• What you will do:
Can you write out all the lines word for word, with no pictures?

• Data:
* * * * *

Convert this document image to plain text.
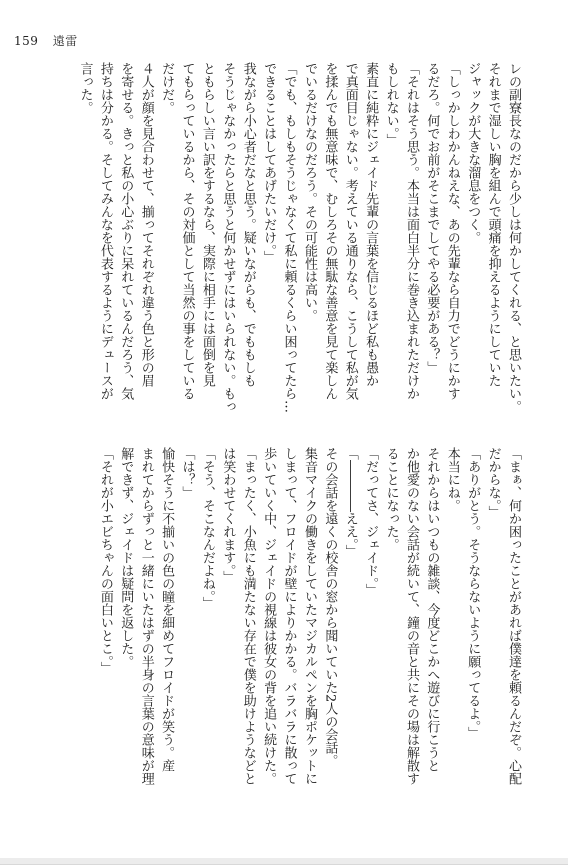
159 遠雷
レの副寮長なのだから少しは何かしてくれる、と思いたい。
それまで湿しい胸を組んで頭痛を抑えるようにしていた
ジャックが大きな溜息をつく。
「しっかしわかんねえな、あの先輩なら自力でどうにかす
るだろ。何でお前がそこまでしてやる必要がある？」
「それはそう思う。本当は面白半分に巻き込まれただけか
もしれない。」
素直に純粋にジェイド先輩の言葉を信じるほど私も愚か
で真面目じゃない。考えている通りなら、こうして私が気
を揉んでも無意味で、むしろその無駄な善意を見て楽しん
でいるだけなのだろう。その可能性は高い。
「でも、もしもそうじゃなくて私に頼るくらい困ってたら…
できることはしてあげたいだけ。」
我ながら小心者だなと思う。疑いながらも、でももしも
そうじゃなかったらと思うと何かせずにはいられない。もっ
ともらしい言い訳をするなら、実際に相手には面倒を見
てもらっているから、その対価として当然の事をしている
だけだ。
４人が顔を見合わせて、揃ってそれぞれ違う色と形の眉
を寄せる。きっと私の小心ぶりに呆れているんだろう、気
持ちは分かる。そしてみんなを代表するようにデュースが
言った。
「まぁ、何か困ったことがあれば僕達を頼るんだぞ。心配
だからな。」
「ありがとう。そうならないように願ってるよ。」
本当にね。
それからはいつもの雑談、今度どこかへ遊びに行こうと
か他愛のない会話が続いて、鐘の音と共にその場は解散す
ることになった。
「だってさ、ジェイド。」
「――――ええ。」
その会話を遠くの校舎の窓から聞いていた2人の会話。
集音マイクの働きをしていたマジカルペンを胸ポケットに
しまって、フロイドが壁によりかかる。バラバラに散って
歩いていく中、ジェイドの視線は彼女の背を追い続けた。
「まったく、小魚にも満たない存在で僕を助けようなどと
は笑わせてくれます。」
「そう、そこなんだよね。」
「は？」
愉快そうに不揃いの色の瞳を細めてフロイドが笑う。産
まれてからずっと一緒にいたはずの半身の言葉の意味が理
解できず、ジェイドは疑問を返した。
「それが小エビちゃんの面白いとこ。」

* * * * *

• Answer:
Convert this document image to plain text.
159 遠雷
レの副寮長なのだから少しは何かしてくれる、と思いたい。
それまで湿しい胸を組んで頭痛を抑えるようにしていた
ジャックが大きな溜息をつく。
「しっかしわかんねえな、あの先輩なら自力でどうにかす
るだろ。何でお前がそこまでしてやる必要がある？」
「それはそう思う。本当は面白半分に巻き込まれただけか
もしれない。」
素直に純粋にジェイド先輩の言葉を信じるほど私も愚か
で真面目じゃない。考えている通りなら、こうして私が気
を揉んでも無意味で、むしろその無駄な善意を見て楽しん
でいるだけなのだろう。その可能性は高い。
「でも、もしもそうじゃなくて私に頼るくらい困ってたら…
できることはしてあげたいだけ。」
我ながら小心者だなと思う。疑いながらも、でももしも
そうじゃなかったらと思うと何かせずにはいられない。もっ
ともらしい言い訳をするなら、実際に相手には面倒を見
てもらっているから、その対価として当然の事をしている
だけだ。
４人が顔を見合わせて、揃ってそれぞれ違う色と形の眉
を寄せる。きっと私の小心ぶりに呆れているんだろう、気
持ちは分かる。そしてみんなを代表するようにデュースが
言った。
「まぁ、何か困ったことがあれば僕達を頼るんだぞ。心配
だからな。」
「ありがとう。そうならないように願ってるよ。」
本当にね。
それからはいつもの雑談、今度どこかへ遊びに行こうと
か他愛のない会話が続いて、鐘の音と共にその場は解散す
ることになった。
「だってさ、ジェイド。」
「――――ええ。」
その会話を遠くの校舎の窓から聞いていた2人の会話。
集音マイクの働きをしていたマジカルペンを胸ポケットに
しまって、フロイドが壁によりかかる。バラバラに散って
歩いていく中、ジェイドの視線は彼女の背を追い続けた。
「まったく、小魚にも満たない存在で僕を助けようなどと
は笑わせてくれます。」
「そう、そこなんだよね。」
「は？」
愉快そうに不揃いの色の瞳を細めてフロイドが笑う。産
まれてからずっと一緒にいたはずの半身の言葉の意味が理
解できず、ジェイドは疑問を返した。
「それが小エビちゃんの面白いとこ。」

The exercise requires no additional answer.